- [Objective]: From the entries provided below, copy each line that contains the word "name".

- [The records]:
● ● ● ● ● ● ●
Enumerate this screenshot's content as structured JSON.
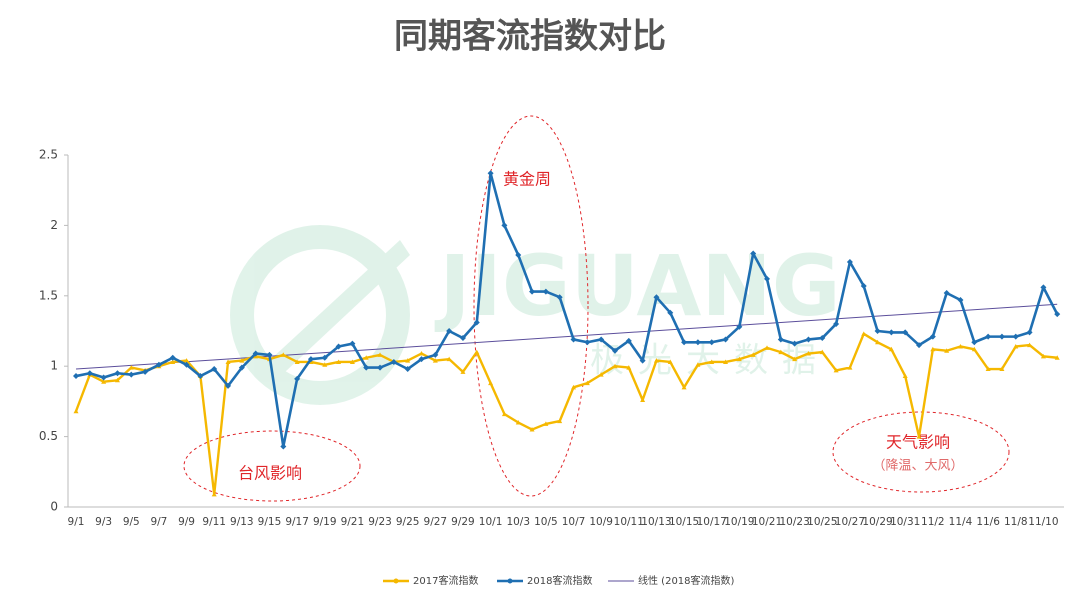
{
  "chart_data": {
    "type": "line",
    "title": "同期客流指数对比",
    "categories": [
      "9/1",
      null,
      "9/3",
      null,
      "9/5",
      null,
      "9/7",
      null,
      "9/9",
      null,
      "9/11",
      null,
      "9/13",
      null,
      "9/15",
      null,
      "9/17",
      null,
      "9/19",
      null,
      "9/21",
      null,
      "9/23",
      null,
      "9/25",
      null,
      "9/27",
      null,
      "9/29",
      null,
      "10/1",
      null,
      "10/3",
      null,
      "10/5",
      null,
      "10/7",
      null,
      "10/9",
      null,
      "10/11",
      null,
      "10/13",
      null,
      "10/15",
      null,
      "10/17",
      null,
      "10/19",
      null,
      "10/21",
      null,
      "10/23",
      null,
      "10/25",
      null,
      "10/27",
      null,
      "10/29",
      null,
      "10/31",
      null,
      "11/2",
      null,
      "11/4",
      null,
      "11/6",
      null,
      "11/8",
      null,
      "11/10",
      null
    ],
    "series": [
      {
        "name": "2017客流指数",
        "color": "#f5b800",
        "marker": "triangle",
        "values": [
          0.68,
          0.94,
          0.89,
          0.9,
          0.99,
          0.97,
          1.0,
          1.03,
          1.04,
          0.93,
          0.09,
          1.03,
          1.04,
          1.07,
          1.05,
          1.08,
          1.03,
          1.03,
          1.01,
          1.03,
          1.03,
          1.06,
          1.08,
          1.03,
          1.04,
          1.09,
          1.04,
          1.05,
          0.96,
          1.1,
          0.88,
          0.66,
          0.6,
          0.55,
          0.59,
          0.61,
          0.85,
          0.88,
          0.94,
          1.0,
          0.99,
          0.76,
          1.04,
          1.03,
          0.85,
          1.01,
          1.03,
          1.03,
          1.05,
          1.08,
          1.13,
          1.1,
          1.05,
          1.09,
          1.1,
          0.97,
          0.99,
          1.23,
          1.17,
          1.12,
          0.93,
          0.5,
          1.12,
          1.11,
          1.14,
          1.12,
          0.98,
          0.98,
          1.14,
          1.15,
          1.07,
          1.06
        ]
      },
      {
        "name": "2018客流指数",
        "color": "#1f6fb2",
        "marker": "diamond",
        "values": [
          0.93,
          0.95,
          0.92,
          0.95,
          0.94,
          0.96,
          1.01,
          1.06,
          1.01,
          0.93,
          0.98,
          0.86,
          0.99,
          1.09,
          1.08,
          0.43,
          0.91,
          1.05,
          1.06,
          1.14,
          1.16,
          0.99,
          0.99,
          1.03,
          0.98,
          1.05,
          1.08,
          1.25,
          1.2,
          1.31,
          2.37,
          2.0,
          1.79,
          1.53,
          1.53,
          1.49,
          1.19,
          1.17,
          1.19,
          1.11,
          1.18,
          1.04,
          1.49,
          1.38,
          1.17,
          1.17,
          1.17,
          1.19,
          1.28,
          1.8,
          1.62,
          1.19,
          1.16,
          1.19,
          1.2,
          1.3,
          1.74,
          1.57,
          1.25,
          1.24,
          1.24,
          1.15,
          1.21,
          1.52,
          1.47,
          1.17,
          1.21,
          1.21,
          1.21,
          1.24,
          1.56,
          1.37
        ]
      }
    ],
    "trendline": {
      "name": "线性 (2018客流指数)",
      "color": "#5b4e9b",
      "values": [
        0.98,
        1.44
      ]
    },
    "ylim": [
      0,
      2.5
    ],
    "yticks": [
      0,
      {
        "value": 0.5,
        "label": "0.5"
      },
      1,
      {
        "value": 1.5,
        "label": "1.5"
      },
      2,
      {
        "value": 2.5,
        "label": "2.5"
      }
    ],
    "grid": false,
    "annotations": [
      "黄金周",
      "台风影响",
      "天气影响",
      "（降温、大风）"
    ],
    "watermark": [
      "JIGUANG",
      "极光大数据"
    ]
  }
}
● ● ● ● ● ● ●
- [Response]:
        "name": "2017客流指数",
        "name": "2018客流指数",
      "name": "线性 (2018客流指数)",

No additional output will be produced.